## [Dataset records]

## start

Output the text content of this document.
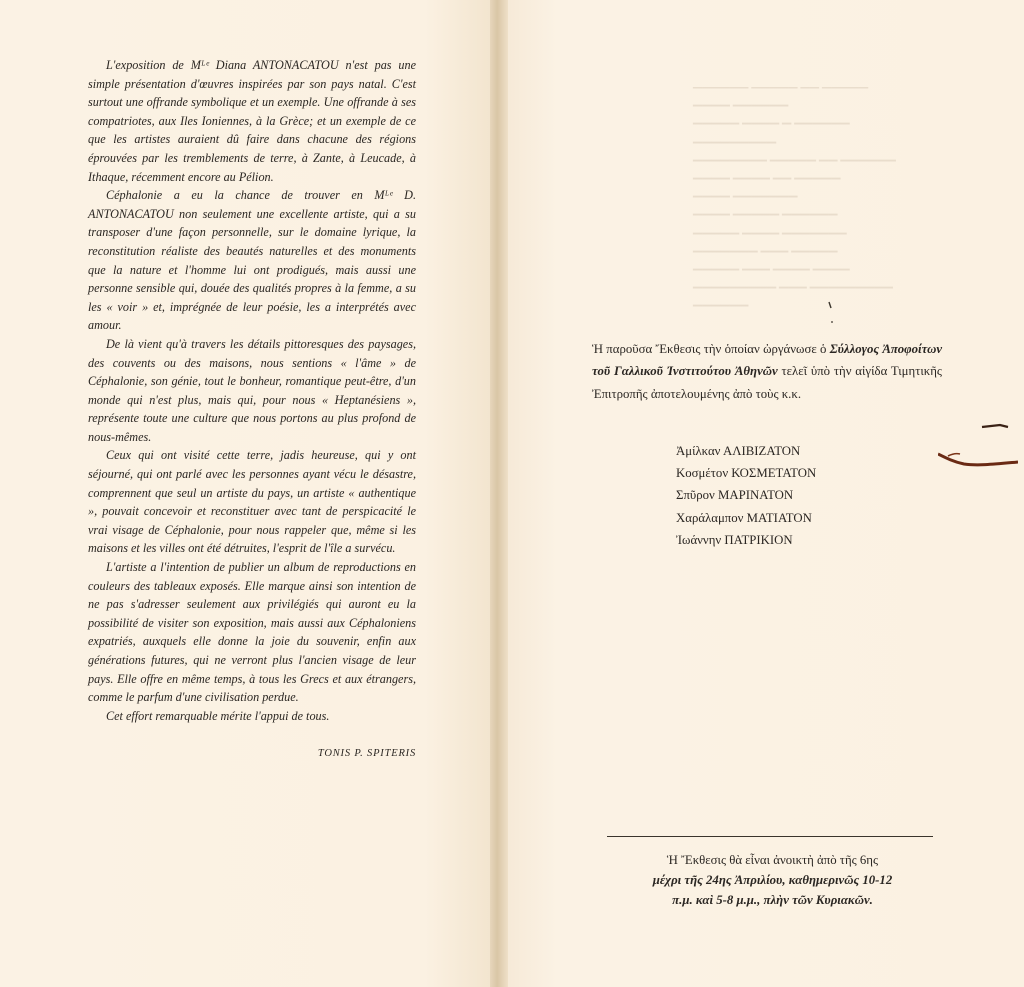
▔▔▔▔▔▔ ▔▔▔▔▔ ▔▔ ▔▔▔▔▔
▔▔▔▔ ▔▔▔▔▔▔
▔▔▔▔▔ ▔▔▔▔ ▔ ▔▔▔▔▔▔
▔▔▔▔▔▔▔▔▔
▔▔▔▔▔▔▔▔ ▔▔▔▔▔ ▔▔ ▔▔▔▔▔▔
▔▔▔▔ ▔▔▔▔ ▔▔ ▔▔▔▔▔
▔▔▔▔ ▔▔▔▔▔▔▔
▔▔▔▔ ▔▔▔▔▔ ▔▔▔▔▔▔
▔▔▔▔▔ ▔▔▔▔ ▔▔▔▔▔▔▔
▔▔▔▔▔▔▔ ▔▔▔ ▔▔▔▔▔
▔▔▔▔▔ ▔▔▔ ▔▔▔▔ ▔▔▔▔
▔▔▔▔▔▔▔▔▔ ▔▔▔ ▔▔▔▔▔▔▔▔▔
▔▔▔▔▔▔

L'exposition de Mᴸᵉ Diana ANTONACATOU n'est pas une simple présentation d'œuvres inspirées par son pays natal. C'est surtout une offrande symbolique et un exemple. Une offrande à ses compatriotes, aux Iles Ioniennes, à la Grèce; et un exemple de ce que les artistes auraient dû faire dans chacune des régions éprouvées par les tremblements de terre, à Zante, à Leucade, à Ithaque, récemment encore au Pélion.

Céphalonie a eu la chance de trouver en Mᴸᵉ D. ANTONACATOU non seulement une excellente artiste, qui a su transposer d'une façon personnelle, sur le domaine lyrique, la reconstitution réaliste des beautés naturelles et des monuments que la nature et l'homme lui ont prodigués, mais aussi une personne sensible qui, douée des qualités propres à la femme, a su les « voir » et, imprégnée de leur poésie, les a interprétés avec amour.

De là vient qu'à travers les détails pittoresques des paysages, des couvents ou des maisons, nous sentions « l'âme » de Céphalonie, son génie, tout le bonheur, romantique peut-être, d'un monde qui n'est plus, mais qui, pour nous « Heptanésiens », représente toute une culture que nous portons au plus profond de nous-mêmes.

Ceux qui ont visité cette terre, jadis heureuse, qui y ont séjourné, qui ont parlé avec les personnes ayant vécu le désastre, comprennent que seul un artiste du pays, un artiste « authentique », pouvait concevoir et reconstituer avec tant de perspicacité le vrai visage de Céphalonie, pour nous rappeler que, même si les maisons et les villes ont été détruites, l'esprit de l'île a survécu.

L'artiste a l'intention de publier un album de reproductions en couleurs des tableaux exposés. Elle marque ainsi son intention de ne pas s'adresser seulement aux privilégiés qui auront eu la possibilité de visiter son exposition, mais aussi aux Céphaloniens expatriés, auxquels elle donne la joie du souvenir, enfin aux générations futures, qui ne verront plus l'ancien visage de leur pays. Elle offre en même temps, à tous les Grecs et aux étrangers, comme le parfum d'une civilisation perdue.

Cet effort remarquable mérite l'appui de tous.

TONIS P. SPITERIS

Ἡ παροῦσα Ἔκθεσις τὴν ὁποίαν ὠργάνωσε ὁ Σύλλογος Ἀποφοίτων τοῦ Γαλλικοῦ Ἰνστιτούτου Ἀθηνῶν τελεῖ ὑπὸ τὴν αἰγίδα Τιμητικῆς Ἐπιτροπῆς ἀποτελουμένης ἀπὸ τοὺς κ.κ.
Ἀμίλκαν ΑΛΙΒΙΖΑΤΟΝ
Κοσμέτον ΚΟΣΜΕΤΑΤΟΝ
Σπῦρον ΜΑΡΙΝΑΤΟΝ
Χαράλαμπον ΜΑΤΙΑΤΟΝ
Ἰωάννην ΠΑΤΡΙΚΙΟΝ
Ἡ Ἔκθεσις θὰ εἶναι ἀνοικτὴ ἀπὸ τῆς 6ης
μέχρι τῆς 24ης Ἀπριλίου, καθημερινῶς 10-12
π.μ. καὶ 5-8 μ.μ., πλὴν τῶν Κυριακῶν.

## end

## [Problem description]
Which lines hold the word "terre"? Show each one.

## [Answer in full]
L'exposition de Mᴸᵉ Diana ANTONACATOU n'est pas une simple présentation d'œuvres inspirées par son pays natal. C'est surtout une offrande symbolique et un exemple. Une offrande à ses compatriotes, aux Iles Ioniennes, à la Grèce; et un exemple de ce que les artistes auraient dû faire dans chacune des régions éprouvées par les tremblements de terre, à Zante, à Leucade, à Ithaque, récemment encore au Pélion.
Ceux qui ont visité cette terre, jadis heureuse, qui y ont séjourné, qui ont parlé avec les personnes ayant vécu le désastre, comprennent que seul un artiste du pays, un artiste « authentique », pouvait concevoir et reconstituer avec tant de perspicacité le vrai visage de Céphalonie, pour nous rappeler que, même si les maisons et les villes ont été détruites, l'esprit de l'île a survécu.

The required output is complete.